> Stored items from a collection:
-- begin --

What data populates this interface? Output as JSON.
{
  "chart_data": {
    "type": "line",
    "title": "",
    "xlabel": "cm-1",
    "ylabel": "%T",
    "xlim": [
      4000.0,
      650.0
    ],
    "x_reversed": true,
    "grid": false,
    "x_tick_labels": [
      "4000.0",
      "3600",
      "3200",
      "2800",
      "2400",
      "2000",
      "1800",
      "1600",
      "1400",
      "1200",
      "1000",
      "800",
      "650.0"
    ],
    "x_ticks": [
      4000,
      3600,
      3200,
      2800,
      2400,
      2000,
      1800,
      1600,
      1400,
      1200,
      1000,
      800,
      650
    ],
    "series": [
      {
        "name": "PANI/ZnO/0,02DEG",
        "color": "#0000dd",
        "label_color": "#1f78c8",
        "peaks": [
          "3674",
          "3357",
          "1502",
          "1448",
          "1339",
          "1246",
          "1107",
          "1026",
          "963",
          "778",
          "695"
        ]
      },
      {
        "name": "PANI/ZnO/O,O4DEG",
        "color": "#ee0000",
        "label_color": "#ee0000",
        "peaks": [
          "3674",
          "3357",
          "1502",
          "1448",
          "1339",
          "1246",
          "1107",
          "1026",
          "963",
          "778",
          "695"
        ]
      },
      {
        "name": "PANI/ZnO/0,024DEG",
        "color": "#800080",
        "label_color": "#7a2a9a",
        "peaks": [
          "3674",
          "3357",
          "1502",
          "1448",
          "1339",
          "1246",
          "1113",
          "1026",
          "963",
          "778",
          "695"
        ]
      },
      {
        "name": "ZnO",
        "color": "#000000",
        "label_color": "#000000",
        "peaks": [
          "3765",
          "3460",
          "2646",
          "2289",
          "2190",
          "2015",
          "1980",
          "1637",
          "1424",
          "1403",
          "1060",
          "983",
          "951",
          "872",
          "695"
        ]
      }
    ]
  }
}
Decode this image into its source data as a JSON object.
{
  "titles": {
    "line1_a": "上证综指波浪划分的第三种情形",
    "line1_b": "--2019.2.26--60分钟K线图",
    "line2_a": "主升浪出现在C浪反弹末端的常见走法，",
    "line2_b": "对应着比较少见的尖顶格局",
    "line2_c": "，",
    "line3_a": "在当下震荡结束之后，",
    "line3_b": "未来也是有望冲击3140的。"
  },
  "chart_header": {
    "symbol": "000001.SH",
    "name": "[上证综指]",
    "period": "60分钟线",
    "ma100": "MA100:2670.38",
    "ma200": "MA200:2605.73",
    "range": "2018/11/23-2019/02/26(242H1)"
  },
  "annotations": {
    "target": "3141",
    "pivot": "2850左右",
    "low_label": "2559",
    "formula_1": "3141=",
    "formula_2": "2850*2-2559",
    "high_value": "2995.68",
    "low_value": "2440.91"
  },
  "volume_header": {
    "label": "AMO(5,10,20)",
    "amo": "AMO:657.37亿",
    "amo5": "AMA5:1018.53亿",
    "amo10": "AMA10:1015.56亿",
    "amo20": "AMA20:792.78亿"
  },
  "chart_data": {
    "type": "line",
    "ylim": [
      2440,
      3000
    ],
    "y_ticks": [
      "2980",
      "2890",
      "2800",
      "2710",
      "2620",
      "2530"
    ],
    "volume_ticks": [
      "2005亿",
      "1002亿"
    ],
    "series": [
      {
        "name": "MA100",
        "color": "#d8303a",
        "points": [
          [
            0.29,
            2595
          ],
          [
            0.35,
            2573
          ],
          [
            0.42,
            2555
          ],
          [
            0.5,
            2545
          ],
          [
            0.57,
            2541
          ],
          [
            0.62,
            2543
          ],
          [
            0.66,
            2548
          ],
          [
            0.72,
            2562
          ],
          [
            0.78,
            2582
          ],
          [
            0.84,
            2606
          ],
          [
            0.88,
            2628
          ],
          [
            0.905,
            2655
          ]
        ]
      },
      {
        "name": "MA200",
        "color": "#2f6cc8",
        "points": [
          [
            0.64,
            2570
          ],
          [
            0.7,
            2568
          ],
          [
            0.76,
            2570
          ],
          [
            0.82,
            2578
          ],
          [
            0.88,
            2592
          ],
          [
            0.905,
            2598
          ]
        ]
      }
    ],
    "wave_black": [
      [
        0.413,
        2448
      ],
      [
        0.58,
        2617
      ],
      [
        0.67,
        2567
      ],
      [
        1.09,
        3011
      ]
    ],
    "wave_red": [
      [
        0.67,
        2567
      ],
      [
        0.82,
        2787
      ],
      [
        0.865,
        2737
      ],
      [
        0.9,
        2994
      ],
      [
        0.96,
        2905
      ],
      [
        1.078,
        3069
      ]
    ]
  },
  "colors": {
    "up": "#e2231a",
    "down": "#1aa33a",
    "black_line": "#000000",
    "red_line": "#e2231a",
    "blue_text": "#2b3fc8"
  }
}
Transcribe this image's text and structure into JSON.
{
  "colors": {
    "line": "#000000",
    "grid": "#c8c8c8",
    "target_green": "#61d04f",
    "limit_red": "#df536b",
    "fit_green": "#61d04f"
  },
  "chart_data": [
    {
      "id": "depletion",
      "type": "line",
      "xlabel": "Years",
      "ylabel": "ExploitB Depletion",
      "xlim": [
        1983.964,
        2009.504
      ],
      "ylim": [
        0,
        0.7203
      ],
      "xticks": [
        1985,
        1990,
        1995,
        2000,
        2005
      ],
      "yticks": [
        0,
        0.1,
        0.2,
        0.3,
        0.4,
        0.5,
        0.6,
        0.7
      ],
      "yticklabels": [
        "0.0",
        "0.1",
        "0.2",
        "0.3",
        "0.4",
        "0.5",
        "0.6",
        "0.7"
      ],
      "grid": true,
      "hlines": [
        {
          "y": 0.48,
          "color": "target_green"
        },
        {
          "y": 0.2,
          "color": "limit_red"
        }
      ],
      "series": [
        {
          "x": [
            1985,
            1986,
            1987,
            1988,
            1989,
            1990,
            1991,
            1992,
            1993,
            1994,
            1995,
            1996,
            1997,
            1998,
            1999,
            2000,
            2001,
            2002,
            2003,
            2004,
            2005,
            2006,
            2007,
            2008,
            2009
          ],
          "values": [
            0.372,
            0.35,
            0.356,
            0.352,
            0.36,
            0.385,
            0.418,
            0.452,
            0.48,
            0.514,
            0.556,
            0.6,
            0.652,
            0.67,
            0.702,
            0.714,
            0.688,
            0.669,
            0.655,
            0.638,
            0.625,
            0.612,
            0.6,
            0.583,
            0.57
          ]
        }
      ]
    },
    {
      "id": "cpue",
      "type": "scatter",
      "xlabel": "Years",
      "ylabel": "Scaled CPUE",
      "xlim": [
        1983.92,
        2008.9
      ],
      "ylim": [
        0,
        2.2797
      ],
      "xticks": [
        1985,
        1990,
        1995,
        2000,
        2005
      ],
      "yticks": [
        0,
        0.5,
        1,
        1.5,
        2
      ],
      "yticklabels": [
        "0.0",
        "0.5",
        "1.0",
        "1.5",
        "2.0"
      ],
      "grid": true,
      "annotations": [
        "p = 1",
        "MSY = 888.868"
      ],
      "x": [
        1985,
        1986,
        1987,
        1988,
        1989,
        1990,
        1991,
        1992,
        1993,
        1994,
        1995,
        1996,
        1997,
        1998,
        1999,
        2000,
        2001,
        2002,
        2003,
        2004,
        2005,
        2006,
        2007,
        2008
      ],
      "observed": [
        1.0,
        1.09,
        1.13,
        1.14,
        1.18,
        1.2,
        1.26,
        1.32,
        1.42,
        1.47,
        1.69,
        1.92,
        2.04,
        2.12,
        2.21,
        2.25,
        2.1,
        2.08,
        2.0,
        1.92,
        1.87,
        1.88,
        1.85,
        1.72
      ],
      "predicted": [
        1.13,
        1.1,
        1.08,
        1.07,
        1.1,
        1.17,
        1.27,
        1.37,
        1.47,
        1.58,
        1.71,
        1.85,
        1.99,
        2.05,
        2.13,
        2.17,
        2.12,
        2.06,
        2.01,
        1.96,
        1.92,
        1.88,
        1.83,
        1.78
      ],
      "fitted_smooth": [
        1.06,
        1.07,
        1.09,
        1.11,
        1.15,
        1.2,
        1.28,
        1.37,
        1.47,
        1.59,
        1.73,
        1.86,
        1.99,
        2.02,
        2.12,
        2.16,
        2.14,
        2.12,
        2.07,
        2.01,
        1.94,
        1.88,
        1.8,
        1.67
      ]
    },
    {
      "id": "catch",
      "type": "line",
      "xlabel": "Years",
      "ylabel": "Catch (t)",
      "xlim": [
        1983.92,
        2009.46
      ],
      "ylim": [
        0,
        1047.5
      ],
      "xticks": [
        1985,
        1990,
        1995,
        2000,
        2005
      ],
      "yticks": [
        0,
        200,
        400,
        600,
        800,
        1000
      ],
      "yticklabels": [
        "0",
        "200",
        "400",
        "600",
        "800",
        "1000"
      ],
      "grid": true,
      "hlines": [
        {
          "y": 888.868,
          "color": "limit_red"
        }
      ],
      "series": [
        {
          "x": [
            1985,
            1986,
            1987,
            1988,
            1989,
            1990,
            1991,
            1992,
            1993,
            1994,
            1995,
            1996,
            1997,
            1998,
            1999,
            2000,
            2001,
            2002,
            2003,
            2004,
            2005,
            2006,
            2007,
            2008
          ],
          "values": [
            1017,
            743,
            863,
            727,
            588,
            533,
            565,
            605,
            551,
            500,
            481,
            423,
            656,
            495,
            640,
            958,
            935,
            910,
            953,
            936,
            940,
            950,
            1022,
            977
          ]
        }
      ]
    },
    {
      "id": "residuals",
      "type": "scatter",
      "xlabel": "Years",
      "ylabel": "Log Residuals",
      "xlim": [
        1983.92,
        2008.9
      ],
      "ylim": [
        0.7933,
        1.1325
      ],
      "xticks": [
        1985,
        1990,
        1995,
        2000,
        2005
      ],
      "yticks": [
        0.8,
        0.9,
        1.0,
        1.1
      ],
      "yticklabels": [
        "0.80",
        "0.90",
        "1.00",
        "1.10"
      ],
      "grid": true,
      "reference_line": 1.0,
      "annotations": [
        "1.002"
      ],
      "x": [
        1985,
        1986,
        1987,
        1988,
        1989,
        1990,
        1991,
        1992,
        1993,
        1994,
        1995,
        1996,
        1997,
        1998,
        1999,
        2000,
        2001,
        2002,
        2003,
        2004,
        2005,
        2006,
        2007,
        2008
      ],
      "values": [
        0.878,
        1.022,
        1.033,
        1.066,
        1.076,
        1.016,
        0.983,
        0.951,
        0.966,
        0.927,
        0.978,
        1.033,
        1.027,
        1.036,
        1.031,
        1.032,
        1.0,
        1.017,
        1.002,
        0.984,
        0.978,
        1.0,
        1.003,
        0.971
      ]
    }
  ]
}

-- end --

> What is asked: Isolate the lines that hold the word "into" and copy all of them.

> Task solution:
Decode this image into its source data as a JSON object.
Transcribe this image's text and structure into JSON.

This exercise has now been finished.